:: Dataset extract

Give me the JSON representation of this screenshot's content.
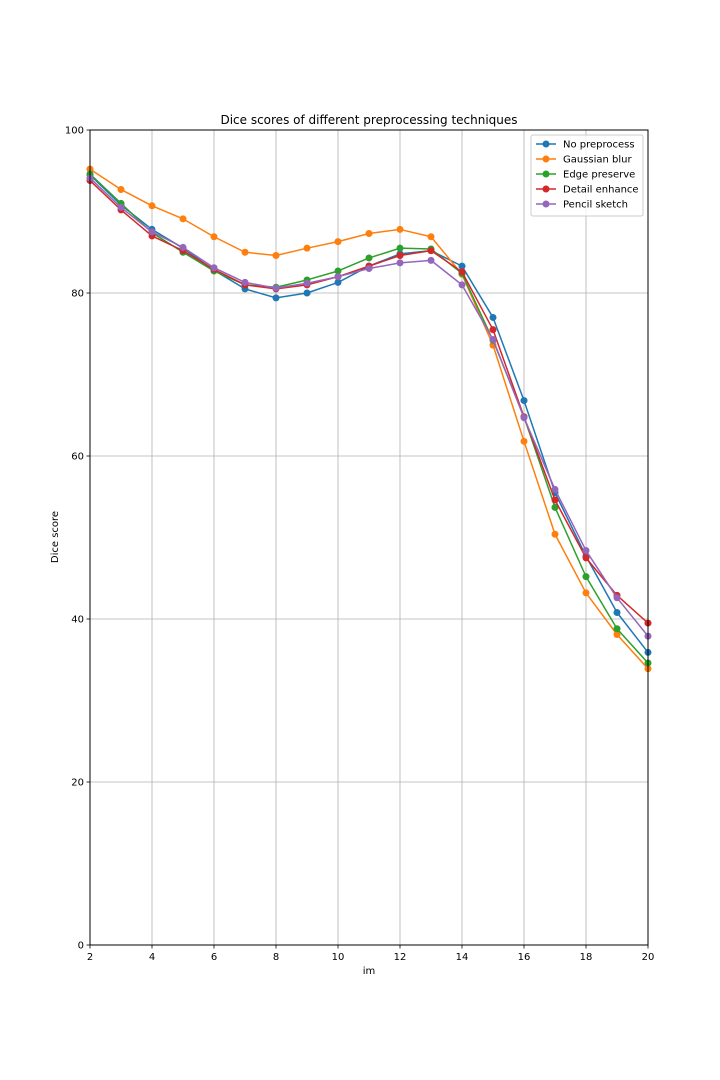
{
  "chart_data": {
    "type": "line",
    "title": "Dice scores of different preprocessing techniques",
    "xlabel": "im",
    "ylabel": "Dice score",
    "xlim": [
      2,
      20
    ],
    "ylim": [
      0,
      100
    ],
    "x_ticks": [
      2,
      4,
      6,
      8,
      10,
      12,
      14,
      16,
      18,
      20
    ],
    "y_ticks": [
      0,
      20,
      40,
      60,
      80,
      100
    ],
    "grid": true,
    "legend_position": "top-right",
    "x": [
      2,
      3,
      4,
      5,
      6,
      7,
      8,
      9,
      10,
      11,
      12,
      13,
      14,
      15,
      16,
      17,
      18,
      19,
      20
    ],
    "series": [
      {
        "name": "No preprocess",
        "color": "#1f77b4",
        "values": [
          94.5,
          90.8,
          87.8,
          85.5,
          82.8,
          80.5,
          79.4,
          80.0,
          81.3,
          83.3,
          84.8,
          85.2,
          83.3,
          77.0,
          66.8,
          55.5,
          47.7,
          40.8,
          35.9
        ]
      },
      {
        "name": "Gaussian blur",
        "color": "#ff7f0e",
        "values": [
          95.2,
          92.7,
          90.7,
          89.1,
          86.9,
          85.0,
          84.6,
          85.5,
          86.3,
          87.3,
          87.8,
          86.9,
          82.3,
          73.6,
          61.8,
          50.4,
          43.2,
          38.1,
          33.9
        ]
      },
      {
        "name": "Edge preserve",
        "color": "#2ca02c",
        "values": [
          94.6,
          91.0,
          87.4,
          85.0,
          82.7,
          81.0,
          80.7,
          81.6,
          82.7,
          84.3,
          85.5,
          85.4,
          82.4,
          74.2,
          64.8,
          53.7,
          45.2,
          38.8,
          34.6
        ]
      },
      {
        "name": "Detail enhance",
        "color": "#d62728",
        "values": [
          93.8,
          90.2,
          87.0,
          85.2,
          82.9,
          81.0,
          80.5,
          81.0,
          82.0,
          83.3,
          84.6,
          85.2,
          82.6,
          75.5,
          64.8,
          54.6,
          47.5,
          42.9,
          39.5
        ]
      },
      {
        "name": "Pencil sketch",
        "color": "#9467bd",
        "values": [
          94.1,
          90.5,
          87.5,
          85.6,
          83.1,
          81.3,
          80.6,
          81.2,
          82.0,
          83.0,
          83.7,
          84.0,
          81.0,
          74.3,
          64.7,
          55.9,
          48.4,
          42.6,
          37.9
        ]
      }
    ]
  }
}
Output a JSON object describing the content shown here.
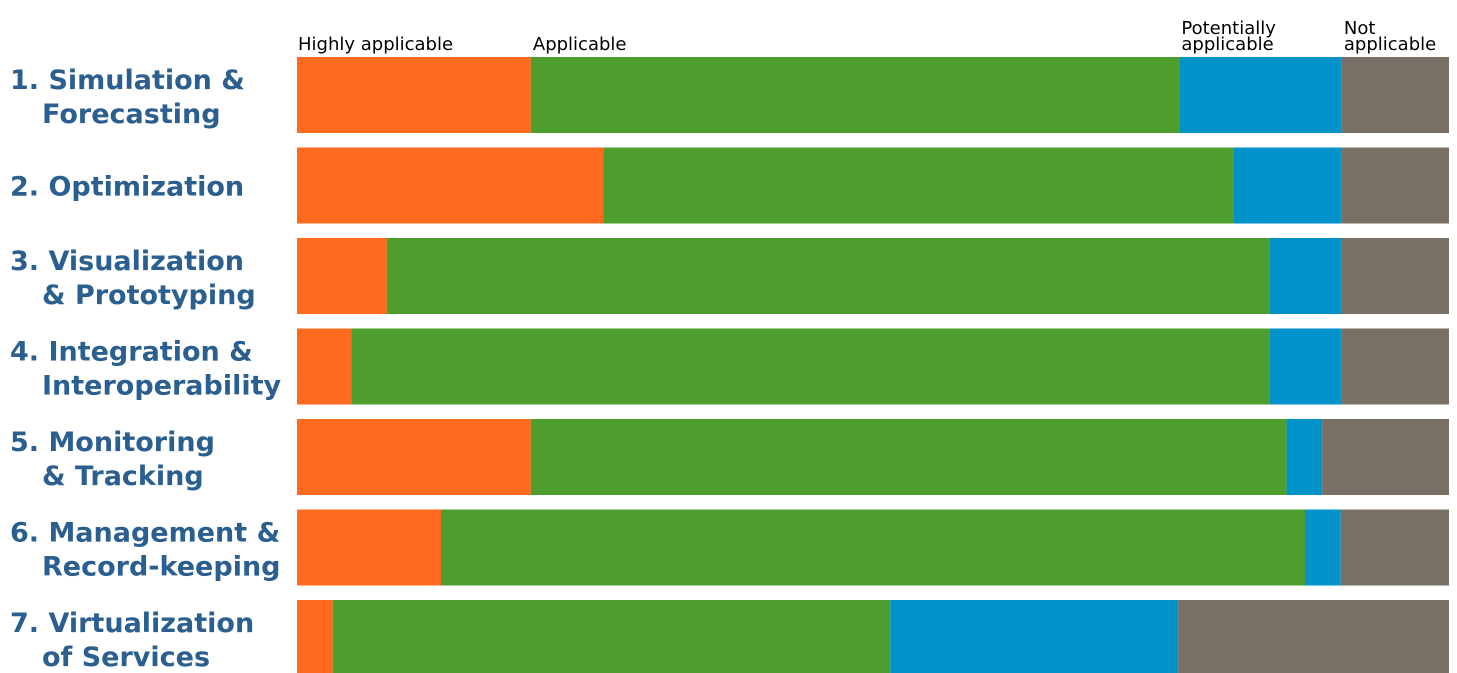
{
  "chart_data": {
    "type": "bar",
    "orientation": "horizontal",
    "stacked": true,
    "normalized": true,
    "title": "",
    "xlabel": "",
    "ylabel": "",
    "xlim": [
      0,
      100
    ],
    "grid": false,
    "legend_position": "top",
    "categories": [
      {
        "line1": "1. Simulation &",
        "line2": "Forecasting"
      },
      {
        "line1": "2. Optimization",
        "line2": ""
      },
      {
        "line1": "3. Visualization",
        "line2": "& Prototyping"
      },
      {
        "line1": "4. Integration &",
        "line2": "Interoperability"
      },
      {
        "line1": "5. Monitoring",
        "line2": "& Tracking"
      },
      {
        "line1": "6. Management &",
        "line2": "Record-keeping"
      },
      {
        "line1": "7. Virtualization",
        "line2": "of Services"
      }
    ],
    "series": [
      {
        "name": "Highly applicable",
        "legend_lines": [
          "Highly applicable"
        ],
        "color": "#ff6a1e",
        "values": [
          20.3,
          26.6,
          7.8,
          4.7,
          20.3,
          12.5,
          3.1
        ]
      },
      {
        "name": "Applicable",
        "legend_lines": [
          "Applicable"
        ],
        "color": "#4e9e2e",
        "values": [
          56.3,
          54.7,
          76.6,
          79.7,
          65.6,
          75.0,
          48.4
        ]
      },
      {
        "name": "Potentially applicable",
        "legend_lines": [
          "Potentially",
          "applicable"
        ],
        "color": "#0092c8",
        "values": [
          14.1,
          9.4,
          6.3,
          6.3,
          3.1,
          3.1,
          25.0
        ]
      },
      {
        "name": "Not applicable",
        "legend_lines": [
          "Not",
          "applicable"
        ],
        "color": "#787064",
        "values": [
          9.3,
          9.3,
          9.3,
          9.3,
          11.0,
          9.4,
          23.5
        ]
      }
    ]
  }
}
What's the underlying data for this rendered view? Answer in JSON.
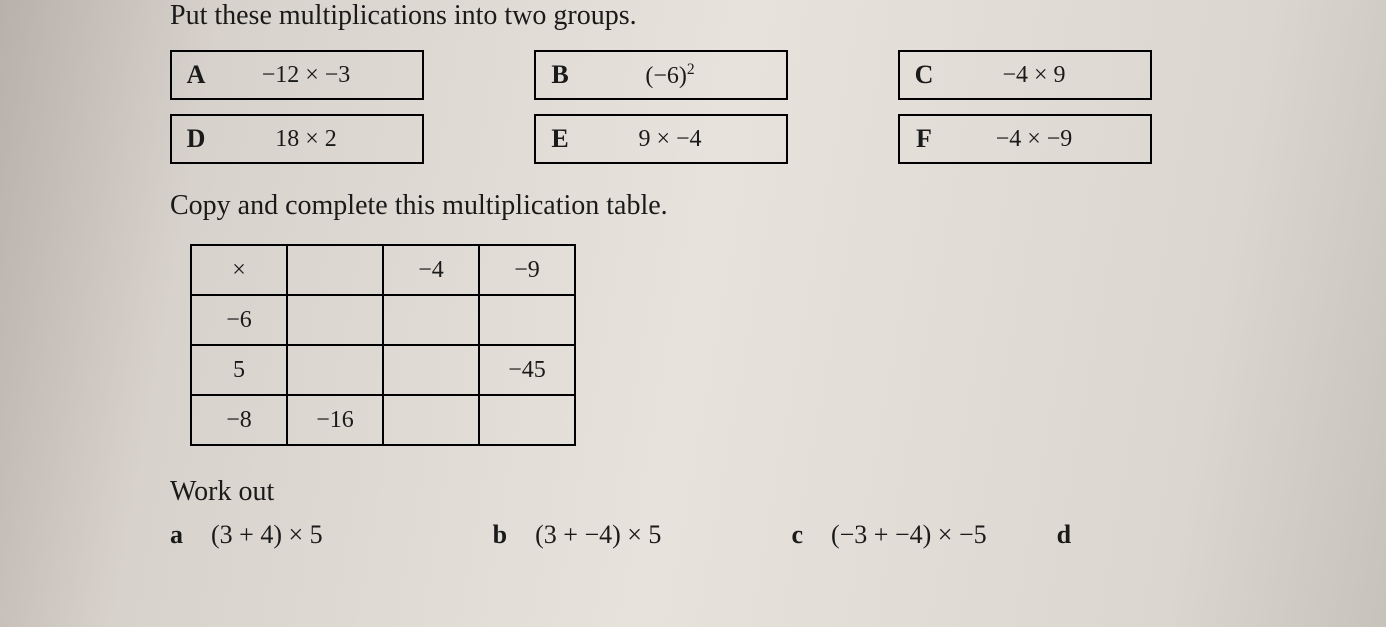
{
  "instruction1": "Put these multiplications into two groups.",
  "cards": {
    "row1": [
      {
        "letter": "A",
        "expr": "−12 × −3"
      },
      {
        "letter": "B",
        "expr": "(−6)²"
      },
      {
        "letter": "C",
        "expr": "−4 × 9"
      }
    ],
    "row2": [
      {
        "letter": "D",
        "expr": "18 × 2"
      },
      {
        "letter": "E",
        "expr": "9 × −4"
      },
      {
        "letter": "F",
        "expr": "−4 × −9"
      }
    ]
  },
  "instruction2": "Copy and complete this multiplication table.",
  "table": {
    "cells": [
      [
        "×",
        "",
        "−4",
        "−9"
      ],
      [
        "−6",
        "",
        "",
        ""
      ],
      [
        "5",
        "",
        "",
        "−45"
      ],
      [
        "−8",
        "−16",
        "",
        ""
      ]
    ]
  },
  "workoutLabel": "Work out",
  "workout": [
    {
      "part": "a",
      "expr": "(3 + 4) × 5"
    },
    {
      "part": "b",
      "expr": "(3 + −4) × 5"
    },
    {
      "part": "c",
      "expr": "(−3 + −4) × −5"
    },
    {
      "part": "d",
      "expr": ""
    }
  ]
}
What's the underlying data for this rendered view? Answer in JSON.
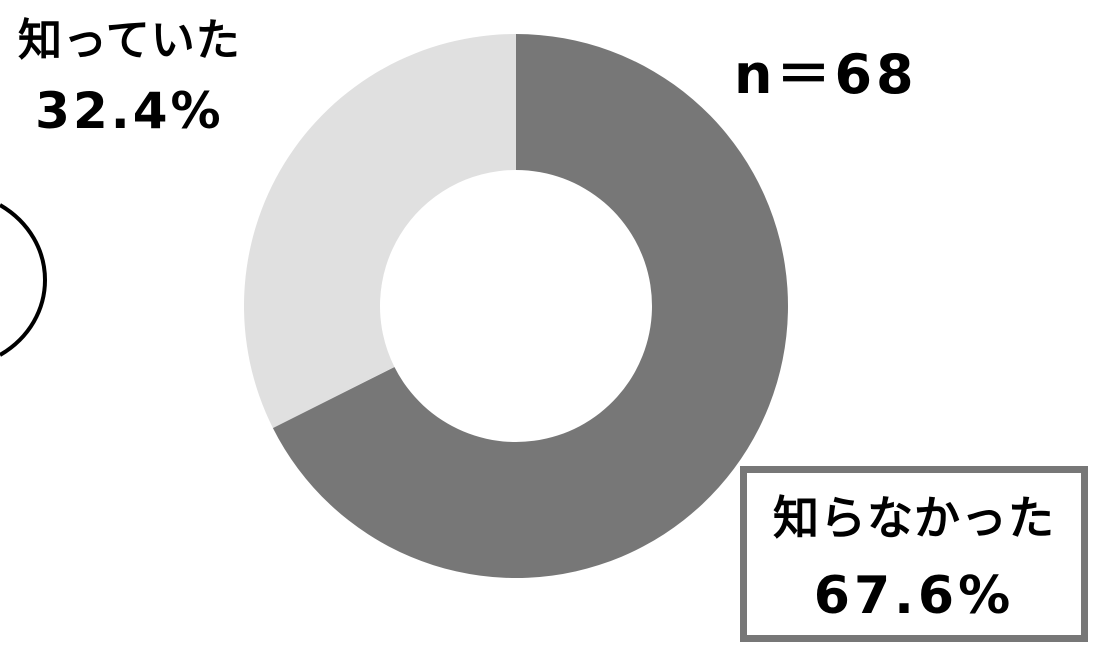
{
  "chart_data": {
    "type": "pie",
    "donut": true,
    "sample_size_label": "n＝68",
    "slices": [
      {
        "label": "知らなかった",
        "value": 67.6,
        "value_label": "67.6%",
        "color": "#777777"
      },
      {
        "label": "知っていた",
        "value": 32.4,
        "value_label": "32.4%",
        "color": "#e0e0e0"
      }
    ],
    "start_angle": "12 o'clock",
    "direction": "clockwise",
    "legend": "none"
  }
}
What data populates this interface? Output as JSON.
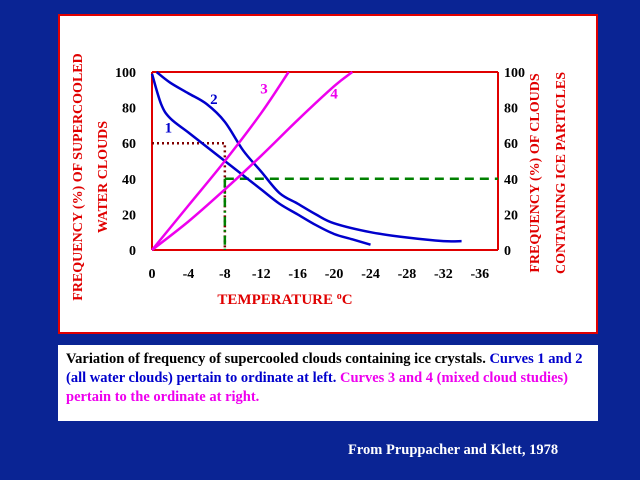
{
  "chart_data": {
    "type": "line",
    "xlabel": "TEMPERATURE",
    "xlabel_unit": "o",
    "xlabel_unit_suffix": "C",
    "ylabel_left": [
      "FREQUENCY (%) OF SUPERCOOLED",
      "WATER CLOUDS"
    ],
    "ylabel_right": [
      "FREQUENCY (%)  OF CLOUDS",
      "CONTAINING ICE PARTICLES"
    ],
    "xlim": [
      0,
      -38
    ],
    "ylim": [
      0,
      100
    ],
    "x_ticks": [
      "0",
      "-4",
      "-8",
      "-12",
      "-16",
      "-20",
      "-24",
      "-28",
      "-32",
      "-36"
    ],
    "x_tick_values": [
      0,
      -4,
      -8,
      -12,
      -16,
      -20,
      -24,
      -28,
      -32,
      -36
    ],
    "y_ticks": [
      "0",
      "20",
      "40",
      "60",
      "80",
      "100"
    ],
    "y_tick_values": [
      0,
      20,
      40,
      60,
      80,
      100
    ],
    "series": [
      {
        "name": "1",
        "axis": "left",
        "color": "#0000cc",
        "x": [
          0,
          -1,
          -2,
          -4,
          -6,
          -8,
          -10,
          -12,
          -14,
          -16,
          -18,
          -20,
          -22,
          -24
        ],
        "y": [
          99,
          82,
          74,
          66,
          58,
          50,
          42,
          34,
          26,
          20,
          14,
          9,
          6,
          3
        ]
      },
      {
        "name": "2",
        "axis": "left",
        "color": "#0000cc",
        "x": [
          -0.5,
          -2,
          -4,
          -6,
          -8,
          -10,
          -12,
          -14,
          -16,
          -18,
          -20,
          -24,
          -28,
          -32,
          -34
        ],
        "y": [
          100,
          94,
          88,
          82,
          72,
          56,
          44,
          32,
          26,
          20,
          15,
          10,
          7,
          5,
          5
        ]
      },
      {
        "name": "3",
        "axis": "right",
        "color": "#ee00ee",
        "x": [
          0,
          -4,
          -8,
          -12,
          -15
        ],
        "y": [
          0,
          25,
          50,
          77,
          100
        ]
      },
      {
        "name": "4",
        "axis": "right",
        "color": "#ee00ee",
        "x": [
          0,
          -4,
          -8,
          -12,
          -16,
          -20,
          -22
        ],
        "y": [
          0,
          16,
          34,
          53,
          73,
          92,
          100
        ]
      }
    ],
    "annotations": [
      {
        "type": "dotted",
        "color": "#800000",
        "x": -8,
        "y": 60,
        "axis": "left"
      },
      {
        "type": "dashed",
        "color": "#008000",
        "x": -8,
        "y": 40,
        "axis": "right"
      }
    ]
  },
  "caption": {
    "line1": "Variation of frequency of supercooled clouds containing ice crystals.",
    "blue_part": "Curves 1 and 2 (all water clouds) pertain to ordinate at left.",
    "magenta_part": "Curves 3 and 4 (mixed cloud studies) pertain to the ordinate at right."
  },
  "credit": "From Pruppacher and Klett, 1978",
  "colors": {
    "background": "#0a2494",
    "panel_border": "#e00000",
    "axis": "#e00000",
    "left_label": "#e00000",
    "right_label": "#e00000"
  }
}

::::

Establish how many lines of the records contain the string "expr" and state that number without elaboration.

Response to this exercise:
10